# Data in this exercise:
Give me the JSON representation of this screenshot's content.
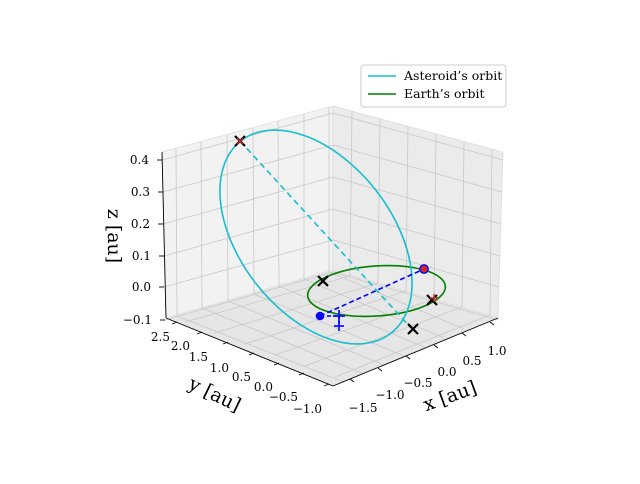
{
  "chart_data": {
    "type": "line",
    "projection": "3d",
    "colors": {
      "asteroid": "#17becf",
      "earth": "#008000",
      "black_marker": "#000000",
      "red": "#d62728",
      "blue": "#0000ff"
    },
    "axes": {
      "x": {
        "label": "x [au]",
        "ticks": [
          "−1.5",
          "−1.0",
          "−0.5",
          "0.0",
          "0.5",
          "1.0"
        ]
      },
      "y": {
        "label": "y [au]",
        "ticks": [
          "−1.0",
          "−0.5",
          "0.0",
          "0.5",
          "1.0",
          "1.5",
          "2.0",
          "2.5"
        ]
      },
      "z": {
        "label": "z [au]",
        "ticks": [
          "−0.1",
          "0.0",
          "0.1",
          "0.2",
          "0.3",
          "0.4"
        ]
      }
    },
    "grid": true,
    "legend": {
      "position": "top-right",
      "entries": [
        "Asteroid’s orbit",
        "Earth’s orbit"
      ]
    },
    "series": [
      {
        "name": "Asteroid’s orbit",
        "style": "solid"
      },
      {
        "name": "Earth’s orbit",
        "style": "solid"
      }
    ]
  }
}
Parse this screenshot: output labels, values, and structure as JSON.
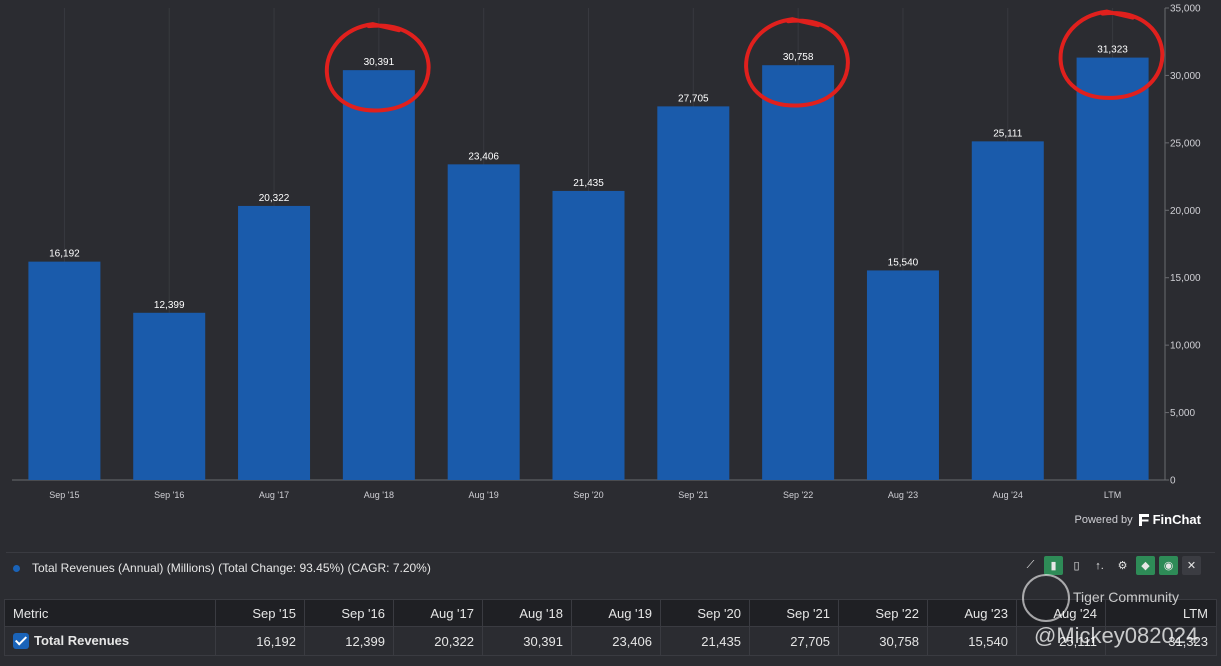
{
  "chart_data": {
    "type": "bar",
    "categories": [
      "Sep '15",
      "Sep '16",
      "Aug '17",
      "Aug '18",
      "Aug '19",
      "Sep '20",
      "Sep '21",
      "Sep '22",
      "Aug '23",
      "Aug '24",
      "LTM"
    ],
    "values": [
      16192,
      12399,
      20322,
      30391,
      23406,
      21435,
      27705,
      30758,
      15540,
      25111,
      31323
    ],
    "value_labels": [
      "16,192",
      "12,399",
      "20,322",
      "30,391",
      "23,406",
      "21,435",
      "27,705",
      "30,758",
      "15,540",
      "25,111",
      "31,323"
    ],
    "ylim": [
      0,
      35000
    ],
    "yticks": [
      0,
      5000,
      10000,
      15000,
      20000,
      25000,
      30000,
      35000
    ],
    "ytick_labels": [
      "0",
      "5,000",
      "10,000",
      "15,000",
      "20,000",
      "25,000",
      "30,000",
      "35,000"
    ],
    "y_axis_side": "right",
    "grid": "vertical",
    "bar_color": "#1a5bab",
    "highlighted_categories": [
      "Aug '18",
      "Sep '22",
      "LTM"
    ],
    "annotation_color": "#e0201d"
  },
  "powered_by": {
    "prefix": "Powered by",
    "brand": "FinChat"
  },
  "legend": {
    "label": "Total Revenues (Annual) (Millions) (Total Change: 93.45%) (CAGR: 7.20%)",
    "color": "#1a63b8"
  },
  "toolbar": [
    {
      "name": "line-chart-icon",
      "glyph": "⟋"
    },
    {
      "name": "bar-chart-icon",
      "glyph": "▮",
      "active": true
    },
    {
      "name": "grouped-bar-icon",
      "glyph": "▯"
    },
    {
      "name": "sort-icon",
      "glyph": "↑."
    },
    {
      "name": "gear-icon",
      "glyph": "⚙"
    },
    {
      "name": "tag-icon",
      "glyph": "◆",
      "active": true
    },
    {
      "name": "eye-icon",
      "glyph": "◉",
      "active": true
    },
    {
      "name": "close-icon",
      "glyph": "✕"
    }
  ],
  "table": {
    "metric_header": "Metric",
    "headers": [
      "Sep '15",
      "Sep '16",
      "Aug '17",
      "Aug '18",
      "Aug '19",
      "Sep '20",
      "Sep '21",
      "Sep '22",
      "Aug '23",
      "Aug '24",
      "LTM"
    ],
    "row_label": "Total Revenues",
    "row_values": [
      "16,192",
      "12,399",
      "20,322",
      "30,391",
      "23,406",
      "21,435",
      "27,705",
      "30,758",
      "15,540",
      "25,111",
      "31,323"
    ]
  },
  "watermark": {
    "line1": "Tiger Community",
    "line2": "@Mickey082024"
  }
}
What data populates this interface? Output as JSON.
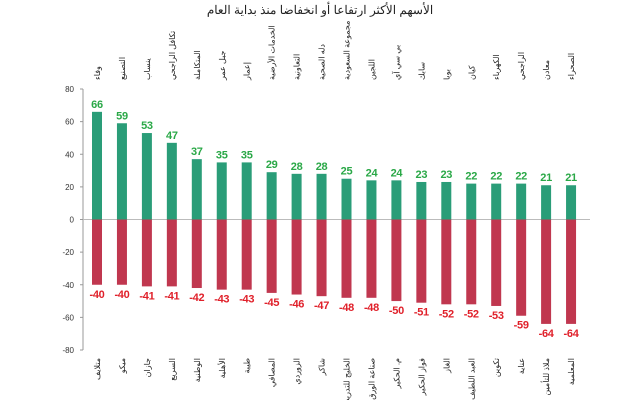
{
  "chart_data": {
    "type": "bar",
    "title": "الأسهم الأكثر ارتفاعا أو انخفاضا منذ بداية العام",
    "ylim": [
      -80,
      80
    ],
    "yticks": [
      80,
      60,
      40,
      20,
      0,
      -20,
      -40,
      -60,
      -80
    ],
    "grid": false,
    "series": [
      {
        "name": "gainers",
        "color": "#2a9d78",
        "label_color": "#2aa847",
        "categories": [
          "وفاء",
          "التصنيع",
          "ينساب",
          "تكافل الراجحي",
          "المتكاملة",
          "جبل عمر",
          "إعمار",
          "الخدمات الأرضية",
          "التعاونية",
          "دله الصحية",
          "مجموعة السعودية",
          "اللجين",
          "بي سي آي",
          "سابك",
          "بوبا",
          "كيان",
          "الكهرباء",
          "الراجحي",
          "معادن",
          "الصحراء"
        ],
        "values": [
          66,
          59,
          53,
          47,
          37,
          35,
          35,
          29,
          28,
          28,
          25,
          24,
          24,
          23,
          23,
          22,
          22,
          22,
          21,
          21
        ]
      },
      {
        "name": "losers",
        "color": "#c0374f",
        "label_color": "#e0202a",
        "categories": [
          "متلايف",
          "ميكو",
          "جازان",
          "السريع",
          "الوطنية",
          "الأهلية",
          "طيبة",
          "المصافي",
          "الزوردي",
          "شاكر",
          "الخليج للتدريب",
          "صناعة الورق",
          "م. الحكير",
          "فواز الحكير",
          "الغاز",
          "العبد اللطيف",
          "تكوين",
          "عناية",
          "ملاذ للتأمين",
          "المعلمية"
        ],
        "values": [
          -40,
          -40,
          -41,
          -41,
          -42,
          -43,
          -43,
          -45,
          -46,
          -47,
          -48,
          -48,
          -50,
          -51,
          -52,
          -52,
          -53,
          -59,
          -64,
          -64
        ]
      }
    ]
  }
}
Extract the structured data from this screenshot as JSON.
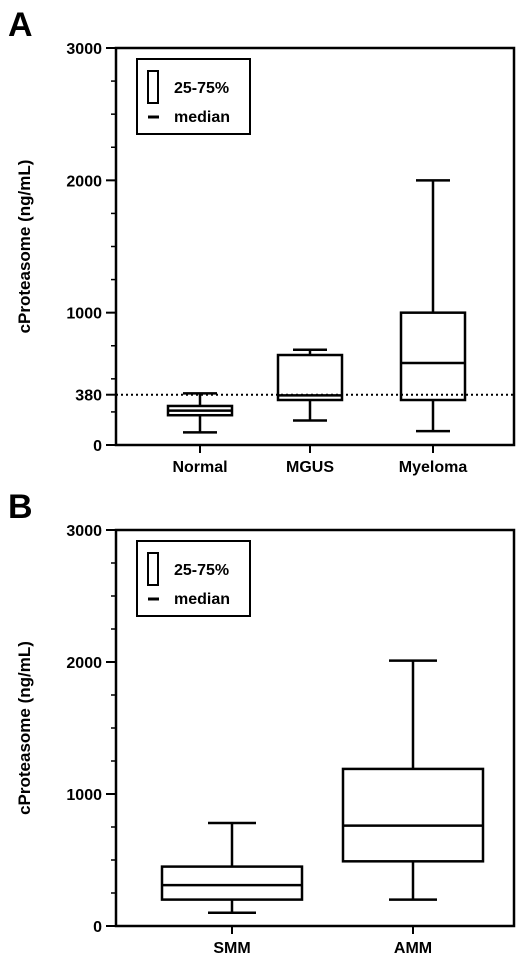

# Goal:
Give back the whole listing as it stands, minus its pictures.

# Result of this exercise:
Give me the JSON representation of this screenshot's content.
{
  "chart_data": {
    "type": "line",
    "projection": "3d",
    "colors": {
      "asteroid": "#17becf",
      "earth": "#008000",
      "black_marker": "#000000",
      "red": "#d62728",
      "blue": "#0000ff"
    },
    "axes": {
      "x": {
        "label": "x [au]",
        "ticks": [
          "−1.5",
          "−1.0",
          "−0.5",
          "0.0",
          "0.5",
          "1.0"
        ]
      },
      "y": {
        "label": "y [au]",
        "ticks": [
          "−1.0",
          "−0.5",
          "0.0",
          "0.5",
          "1.0",
          "1.5",
          "2.0",
          "2.5"
        ]
      },
      "z": {
        "label": "z [au]",
        "ticks": [
          "−0.1",
          "0.0",
          "0.1",
          "0.2",
          "0.3",
          "0.4"
        ]
      }
    },
    "grid": true,
    "legend": {
      "position": "top-right",
      "entries": [
        "Asteroid’s orbit",
        "Earth’s orbit"
      ]
    },
    "series": [
      {
        "name": "Asteroid’s orbit",
        "style": "solid"
      },
      {
        "name": "Earth’s orbit",
        "style": "solid"
      }
    ]
  }
}
Parse this screenshot: output labels, values, and structure as JSON.
{
  "chart_data": {
    "type": "bar",
    "categories": [
      "Sep '15",
      "Sep '16",
      "Aug '17",
      "Aug '18",
      "Aug '19",
      "Sep '20",
      "Sep '21",
      "Sep '22",
      "Aug '23",
      "Aug '24",
      "LTM"
    ],
    "values": [
      16192,
      12399,
      20322,
      30391,
      23406,
      21435,
      27705,
      30758,
      15540,
      25111,
      31323
    ],
    "value_labels": [
      "16,192",
      "12,399",
      "20,322",
      "30,391",
      "23,406",
      "21,435",
      "27,705",
      "30,758",
      "15,540",
      "25,111",
      "31,323"
    ],
    "ylim": [
      0,
      35000
    ],
    "yticks": [
      0,
      5000,
      10000,
      15000,
      20000,
      25000,
      30000,
      35000
    ],
    "ytick_labels": [
      "0",
      "5,000",
      "10,000",
      "15,000",
      "20,000",
      "25,000",
      "30,000",
      "35,000"
    ],
    "y_axis_side": "right",
    "grid": "vertical",
    "bar_color": "#1a5bab",
    "highlighted_categories": [
      "Aug '18",
      "Sep '22",
      "LTM"
    ],
    "annotation_color": "#e0201d"
  },
  "powered_by": {
    "prefix": "Powered by",
    "brand": "FinChat"
  },
  "legend": {
    "label": "Total Revenues (Annual) (Millions) (Total Change: 93.45%) (CAGR: 7.20%)",
    "color": "#1a63b8"
  },
  "toolbar": [
    {
      "name": "line-chart-icon",
      "glyph": "⟋"
    },
    {
      "name": "bar-chart-icon",
      "glyph": "▮",
      "active": true
    },
    {
      "name": "grouped-bar-icon",
      "glyph": "▯"
    },
    {
      "name": "sort-icon",
      "glyph": "↑."
    },
    {
      "name": "gear-icon",
      "glyph": "⚙"
    },
    {
      "name": "tag-icon",
      "glyph": "◆",
      "active": true
    },
    {
      "name": "eye-icon",
      "glyph": "◉",
      "active": true
    },
    {
      "name": "close-icon",
      "glyph": "✕"
    }
  ],
  "table": {
    "metric_header": "Metric",
    "headers": [
      "Sep '15",
      "Sep '16",
      "Aug '17",
      "Aug '18",
      "Aug '19",
      "Sep '20",
      "Sep '21",
      "Sep '22",
      "Aug '23",
      "Aug '24",
      "LTM"
    ],
    "row_label": "Total Revenues",
    "row_values": [
      "16,192",
      "12,399",
      "20,322",
      "30,391",
      "23,406",
      "21,435",
      "27,705",
      "30,758",
      "15,540",
      "25,111",
      "31,323"
    ]
  },
  "watermark": {
    "line1": "Tiger Community",
    "line2": "@Mickey082024"
  }
}
What data populates this interface? Output as JSON.
{
  "chart_data": {
    "type": "bar",
    "title": "الأسهم الأكثر ارتفاعا أو انخفاضا منذ بداية العام",
    "ylim": [
      -80,
      80
    ],
    "yticks": [
      80,
      60,
      40,
      20,
      0,
      -20,
      -40,
      -60,
      -80
    ],
    "grid": false,
    "series": [
      {
        "name": "gainers",
        "color": "#2a9d78",
        "label_color": "#2aa847",
        "categories": [
          "وفاء",
          "التصنيع",
          "ينساب",
          "تكافل الراجحي",
          "المتكاملة",
          "جبل عمر",
          "إعمار",
          "الخدمات الأرضية",
          "التعاونية",
          "دله الصحية",
          "مجموعة السعودية",
          "اللجين",
          "بي سي آي",
          "سابك",
          "بوبا",
          "كيان",
          "الكهرباء",
          "الراجحي",
          "معادن",
          "الصحراء"
        ],
        "values": [
          66,
          59,
          53,
          47,
          37,
          35,
          35,
          29,
          28,
          28,
          25,
          24,
          24,
          23,
          23,
          22,
          22,
          22,
          21,
          21
        ]
      },
      {
        "name": "losers",
        "color": "#c0374f",
        "label_color": "#e0202a",
        "categories": [
          "متلايف",
          "ميكو",
          "جازان",
          "السريع",
          "الوطنية",
          "الأهلية",
          "طيبة",
          "المصافي",
          "الزوردي",
          "شاكر",
          "الخليج للتدريب",
          "صناعة الورق",
          "م. الحكير",
          "فواز الحكير",
          "الغاز",
          "العبد اللطيف",
          "تكوين",
          "عناية",
          "ملاذ للتأمين",
          "المعلمية"
        ],
        "values": [
          -40,
          -40,
          -41,
          -41,
          -42,
          -43,
          -43,
          -45,
          -46,
          -47,
          -48,
          -48,
          -50,
          -51,
          -52,
          -52,
          -53,
          -59,
          -64,
          -64
        ]
      }
    ]
  }
}
Extract the structured data from this screenshot as JSON.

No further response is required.